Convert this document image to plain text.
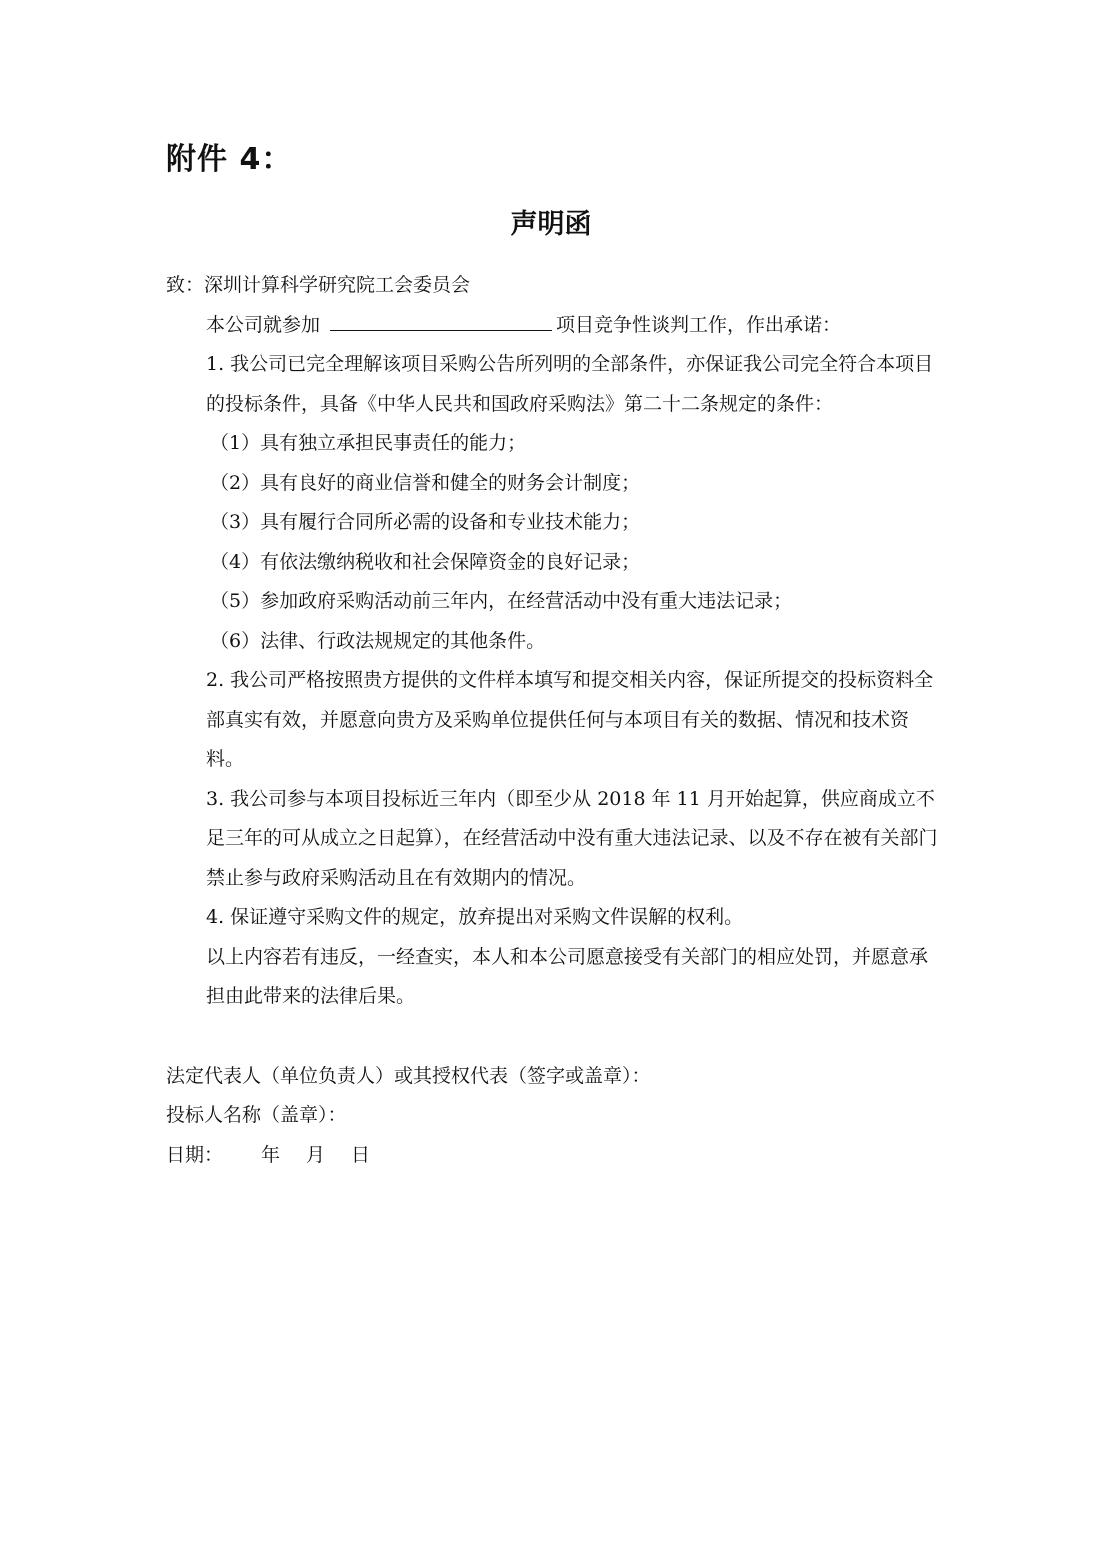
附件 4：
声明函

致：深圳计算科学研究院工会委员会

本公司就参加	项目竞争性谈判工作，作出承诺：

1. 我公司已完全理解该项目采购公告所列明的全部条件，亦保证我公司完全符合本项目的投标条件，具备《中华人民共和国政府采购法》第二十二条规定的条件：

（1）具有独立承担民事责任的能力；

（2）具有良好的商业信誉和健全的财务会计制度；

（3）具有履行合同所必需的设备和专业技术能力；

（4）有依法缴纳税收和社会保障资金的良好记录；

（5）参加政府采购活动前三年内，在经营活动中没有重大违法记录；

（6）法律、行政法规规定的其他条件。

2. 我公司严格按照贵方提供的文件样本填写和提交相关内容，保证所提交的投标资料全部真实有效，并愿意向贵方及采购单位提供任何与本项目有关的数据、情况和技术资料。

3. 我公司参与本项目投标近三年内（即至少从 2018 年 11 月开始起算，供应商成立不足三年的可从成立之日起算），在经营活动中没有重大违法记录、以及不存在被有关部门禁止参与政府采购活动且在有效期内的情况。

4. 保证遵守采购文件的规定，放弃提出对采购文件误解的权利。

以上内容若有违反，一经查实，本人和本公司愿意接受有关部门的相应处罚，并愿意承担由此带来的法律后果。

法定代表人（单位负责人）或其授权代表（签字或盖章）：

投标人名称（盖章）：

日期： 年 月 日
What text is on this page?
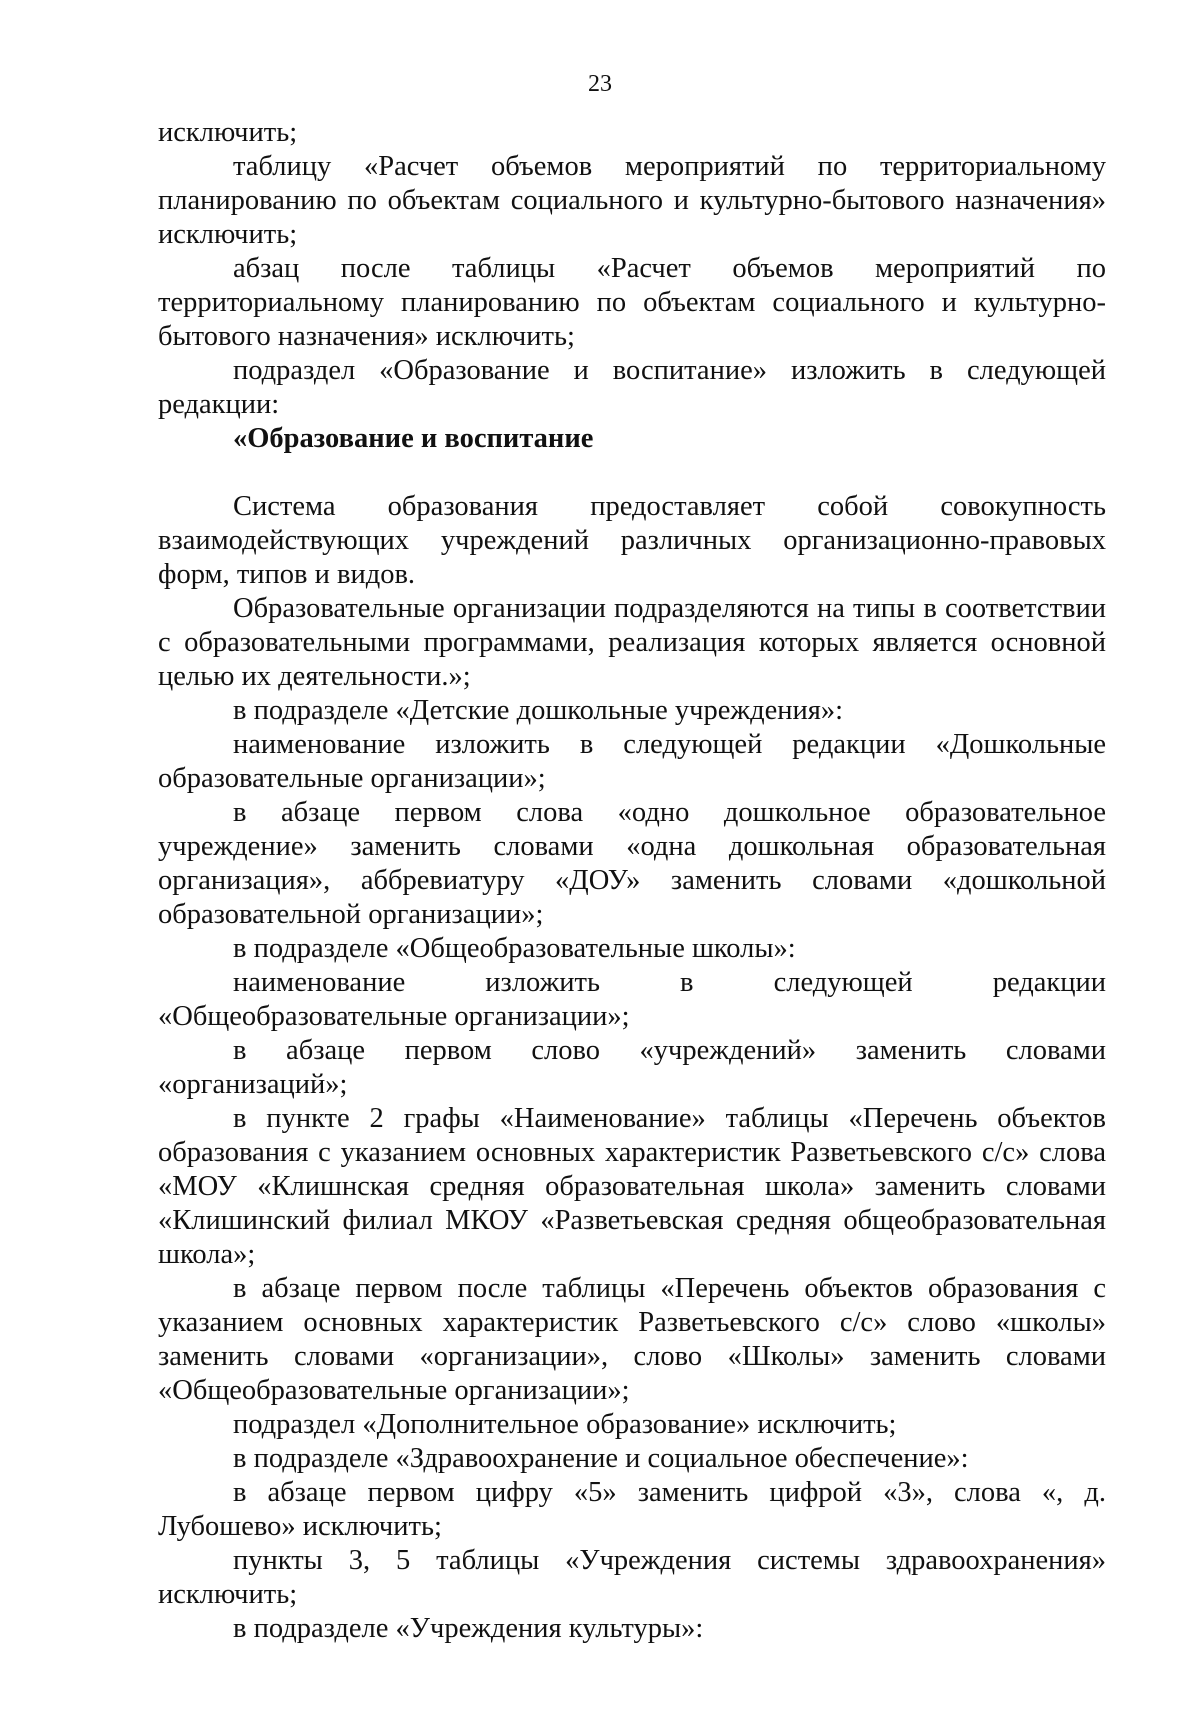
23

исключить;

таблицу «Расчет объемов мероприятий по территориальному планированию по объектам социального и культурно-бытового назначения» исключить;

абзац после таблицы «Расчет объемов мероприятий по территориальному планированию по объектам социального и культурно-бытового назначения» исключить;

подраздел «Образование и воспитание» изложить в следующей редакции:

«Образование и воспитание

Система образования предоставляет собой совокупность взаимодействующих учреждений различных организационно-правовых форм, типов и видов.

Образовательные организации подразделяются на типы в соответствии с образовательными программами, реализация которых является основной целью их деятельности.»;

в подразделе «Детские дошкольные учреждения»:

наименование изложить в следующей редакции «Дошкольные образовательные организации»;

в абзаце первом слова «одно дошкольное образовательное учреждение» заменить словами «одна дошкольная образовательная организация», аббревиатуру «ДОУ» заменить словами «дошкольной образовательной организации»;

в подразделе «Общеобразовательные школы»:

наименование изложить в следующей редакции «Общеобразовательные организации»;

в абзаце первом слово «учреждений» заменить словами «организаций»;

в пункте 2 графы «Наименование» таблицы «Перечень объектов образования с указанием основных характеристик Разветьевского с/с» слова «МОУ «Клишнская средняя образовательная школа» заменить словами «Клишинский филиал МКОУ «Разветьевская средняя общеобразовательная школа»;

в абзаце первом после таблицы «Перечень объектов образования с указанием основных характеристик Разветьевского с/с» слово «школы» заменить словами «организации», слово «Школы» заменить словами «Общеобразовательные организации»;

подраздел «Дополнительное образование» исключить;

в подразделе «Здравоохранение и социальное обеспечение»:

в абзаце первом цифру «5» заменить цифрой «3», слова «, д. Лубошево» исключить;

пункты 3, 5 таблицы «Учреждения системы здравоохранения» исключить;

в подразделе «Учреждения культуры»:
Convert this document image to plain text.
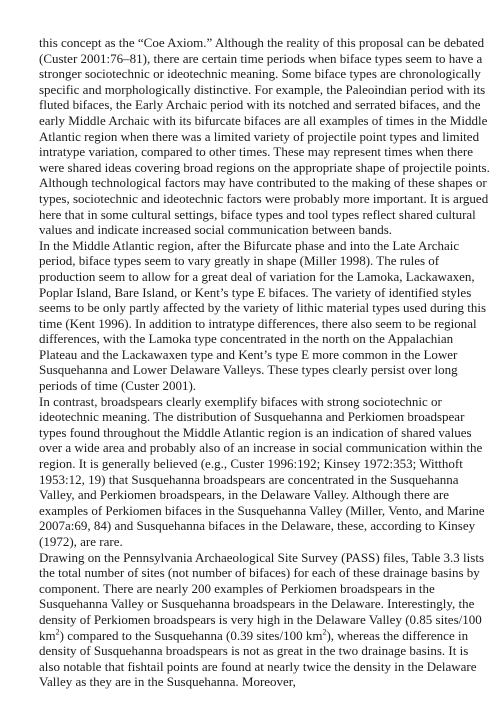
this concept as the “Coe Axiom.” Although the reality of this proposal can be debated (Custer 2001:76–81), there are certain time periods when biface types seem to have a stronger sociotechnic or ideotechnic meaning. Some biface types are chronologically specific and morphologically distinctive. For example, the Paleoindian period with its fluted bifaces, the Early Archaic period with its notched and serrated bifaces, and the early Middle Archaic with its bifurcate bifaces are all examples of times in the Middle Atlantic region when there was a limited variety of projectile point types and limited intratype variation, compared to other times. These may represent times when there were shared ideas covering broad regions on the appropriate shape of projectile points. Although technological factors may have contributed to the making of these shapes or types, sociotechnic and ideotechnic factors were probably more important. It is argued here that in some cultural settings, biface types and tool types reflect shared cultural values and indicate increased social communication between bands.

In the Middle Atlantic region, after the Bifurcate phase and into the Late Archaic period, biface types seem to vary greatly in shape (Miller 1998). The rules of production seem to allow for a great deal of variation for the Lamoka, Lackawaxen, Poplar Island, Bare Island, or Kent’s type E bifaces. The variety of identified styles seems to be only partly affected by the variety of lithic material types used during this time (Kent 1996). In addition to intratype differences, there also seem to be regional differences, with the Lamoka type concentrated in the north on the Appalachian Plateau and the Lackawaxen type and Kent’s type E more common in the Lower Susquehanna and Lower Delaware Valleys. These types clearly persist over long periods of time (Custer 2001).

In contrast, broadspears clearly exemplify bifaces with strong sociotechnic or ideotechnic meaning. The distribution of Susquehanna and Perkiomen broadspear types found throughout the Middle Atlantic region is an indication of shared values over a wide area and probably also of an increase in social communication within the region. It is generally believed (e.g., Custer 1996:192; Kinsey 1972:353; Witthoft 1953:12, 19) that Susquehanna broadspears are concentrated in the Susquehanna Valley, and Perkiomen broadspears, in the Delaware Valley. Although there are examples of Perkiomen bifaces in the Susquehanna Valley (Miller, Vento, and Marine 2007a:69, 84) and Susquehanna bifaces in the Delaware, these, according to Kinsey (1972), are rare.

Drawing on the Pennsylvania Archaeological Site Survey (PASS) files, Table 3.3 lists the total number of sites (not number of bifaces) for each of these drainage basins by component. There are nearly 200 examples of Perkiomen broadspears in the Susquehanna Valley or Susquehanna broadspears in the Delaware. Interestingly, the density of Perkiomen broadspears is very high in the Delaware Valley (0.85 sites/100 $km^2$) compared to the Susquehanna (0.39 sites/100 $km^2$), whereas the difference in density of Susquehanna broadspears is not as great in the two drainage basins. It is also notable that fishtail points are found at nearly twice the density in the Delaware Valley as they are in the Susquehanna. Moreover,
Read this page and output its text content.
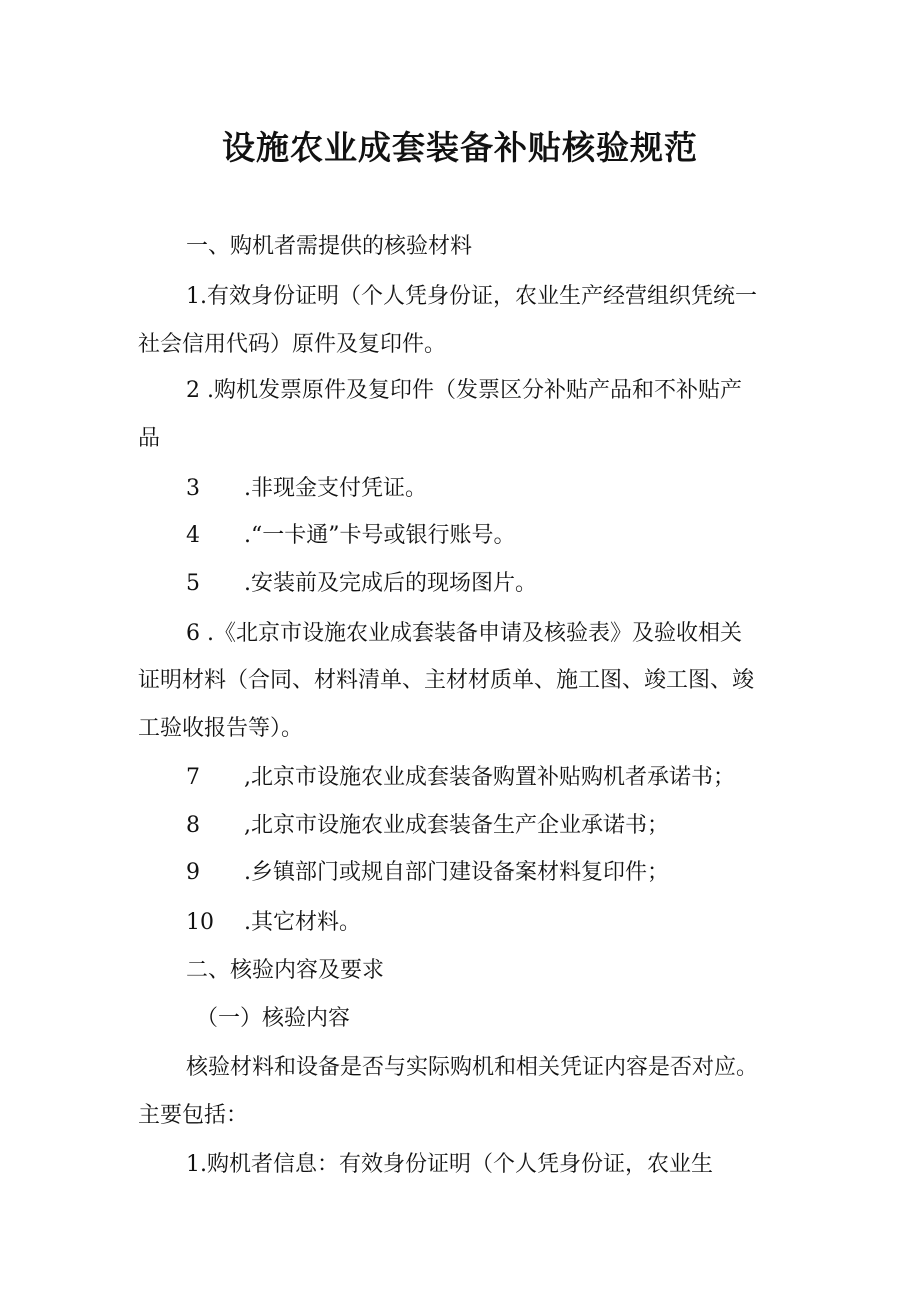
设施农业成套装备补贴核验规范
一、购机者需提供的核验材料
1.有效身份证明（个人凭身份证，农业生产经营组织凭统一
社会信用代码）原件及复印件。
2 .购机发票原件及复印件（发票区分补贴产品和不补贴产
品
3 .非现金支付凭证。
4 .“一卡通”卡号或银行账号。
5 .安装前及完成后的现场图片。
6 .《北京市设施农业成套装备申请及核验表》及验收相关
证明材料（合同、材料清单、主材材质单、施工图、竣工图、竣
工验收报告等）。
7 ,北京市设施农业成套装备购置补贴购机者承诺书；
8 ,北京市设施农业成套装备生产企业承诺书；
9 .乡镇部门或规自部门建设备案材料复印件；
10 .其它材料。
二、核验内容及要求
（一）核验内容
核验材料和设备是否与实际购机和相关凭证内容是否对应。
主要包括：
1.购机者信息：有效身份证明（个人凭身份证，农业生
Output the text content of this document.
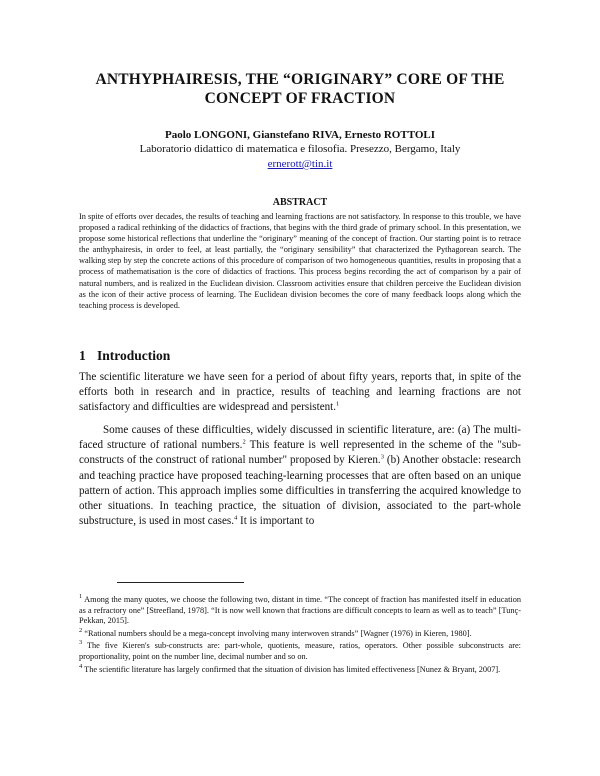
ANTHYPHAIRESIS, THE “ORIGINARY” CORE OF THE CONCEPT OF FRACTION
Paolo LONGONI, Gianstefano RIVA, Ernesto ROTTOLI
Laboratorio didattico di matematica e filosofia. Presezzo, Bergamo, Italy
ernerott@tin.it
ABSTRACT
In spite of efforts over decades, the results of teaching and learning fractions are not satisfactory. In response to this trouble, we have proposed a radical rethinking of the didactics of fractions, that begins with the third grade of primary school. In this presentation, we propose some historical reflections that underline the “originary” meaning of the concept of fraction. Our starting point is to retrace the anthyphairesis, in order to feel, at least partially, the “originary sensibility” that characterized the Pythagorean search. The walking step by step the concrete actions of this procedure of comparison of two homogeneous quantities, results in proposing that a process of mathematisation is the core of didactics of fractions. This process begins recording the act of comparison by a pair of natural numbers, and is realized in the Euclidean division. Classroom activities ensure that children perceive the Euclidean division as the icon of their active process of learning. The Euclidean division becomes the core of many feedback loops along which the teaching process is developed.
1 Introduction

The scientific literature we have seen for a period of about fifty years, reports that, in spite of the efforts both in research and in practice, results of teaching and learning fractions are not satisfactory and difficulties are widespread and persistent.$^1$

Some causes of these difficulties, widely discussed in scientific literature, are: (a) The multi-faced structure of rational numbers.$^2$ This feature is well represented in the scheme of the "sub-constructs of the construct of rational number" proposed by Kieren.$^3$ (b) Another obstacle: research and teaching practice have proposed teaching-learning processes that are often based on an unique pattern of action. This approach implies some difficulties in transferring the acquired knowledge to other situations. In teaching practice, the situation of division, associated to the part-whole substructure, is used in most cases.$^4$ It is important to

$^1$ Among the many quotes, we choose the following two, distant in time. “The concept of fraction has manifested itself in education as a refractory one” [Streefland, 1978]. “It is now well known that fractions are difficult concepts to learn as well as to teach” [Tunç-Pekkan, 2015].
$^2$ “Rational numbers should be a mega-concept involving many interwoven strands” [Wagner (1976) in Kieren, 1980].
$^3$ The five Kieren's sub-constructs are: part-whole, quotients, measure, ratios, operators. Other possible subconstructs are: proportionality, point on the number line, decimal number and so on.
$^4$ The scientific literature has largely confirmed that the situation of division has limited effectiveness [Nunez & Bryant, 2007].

+--

● TASK PROMPT:
Reply with one number only: the count of lines in the entries that contain "объемов".

● SOLUTION TO THIS EXERCISE:
2